Only the pictures are to be left out; set down the rest of the records exactly.

┄┄┄┄┄┄

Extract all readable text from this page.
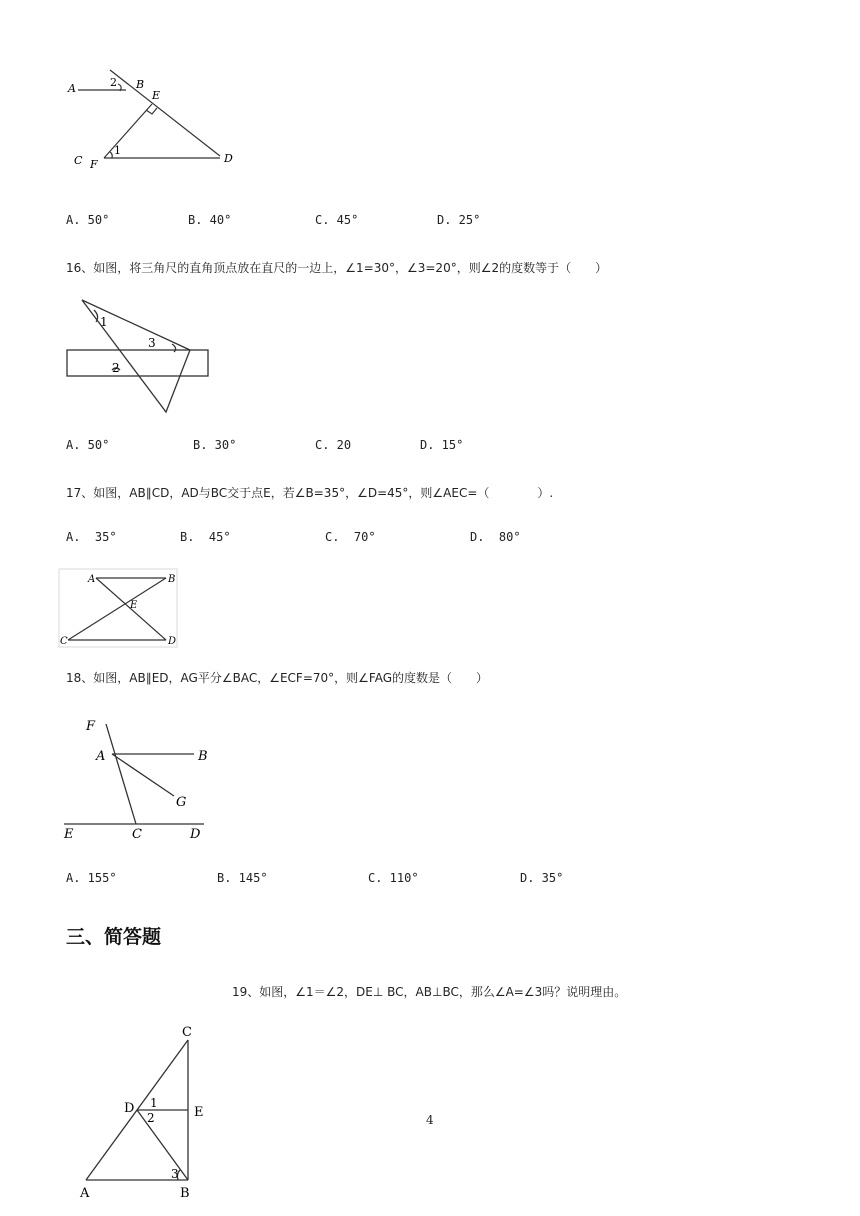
A	2 B
E
1
C F	D
A. 50°	B. 40°	C. 45°	D. 25°
16、如图，将三角尺的直角顶点放在直尺的一边上，∠1=30°，∠3=20°，则∠2的度数等于（　　）
1
3
2
A. 50°	B. 30°	C. 20	D. 15°
17、如图，AB∥CD，AD与BC交于点E，若∠B=35°，∠D=45°，则∠AEC=（　　　　）.
A.  35°	B.  45°	C.  70°	D.  80°
A	B
E
C	D
18、如图，AB∥ED，AG平分∠BAC，∠ECF=70°，则∠FAG的度数是（　　）
F
A	B
G
E	C	D
A. 155°	B. 145°	C. 110°	D. 35°
三、简答题
19、如图，∠1＝∠2，DE⊥ BC，AB⊥BC，那么∠A=∠3吗？说明理由。
C
D 1
2	E
3
A	B
4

┄┄┄┄┄┄

## Problem solution
Extract all readable text from this page.
A	2 B
E
1
C F	D
A. 50°	B. 40°	C. 45°	D. 25°
16、如图，将三角尺的直角顶点放在直尺的一边上，∠1=30°，∠3=20°，则∠2的度数等于（　　）
1
3
2
A. 50°	B. 30°	C. 20	D. 15°
17、如图，AB∥CD，AD与BC交于点E，若∠B=35°，∠D=45°，则∠AEC=（　　　　）.
A.  35°	B.  45°	C.  70°	D.  80°
A	B
E
C	D
18、如图，AB∥ED，AG平分∠BAC，∠ECF=70°，则∠FAG的度数是（　　）
F
A	B
G
E	C	D
A. 155°	B. 145°	C. 110°	D. 35°
三、简答题
19、如图，∠1＝∠2，DE⊥ BC，AB⊥BC，那么∠A=∠3吗？说明理由。
C
D 1
2	E
3
A	B
4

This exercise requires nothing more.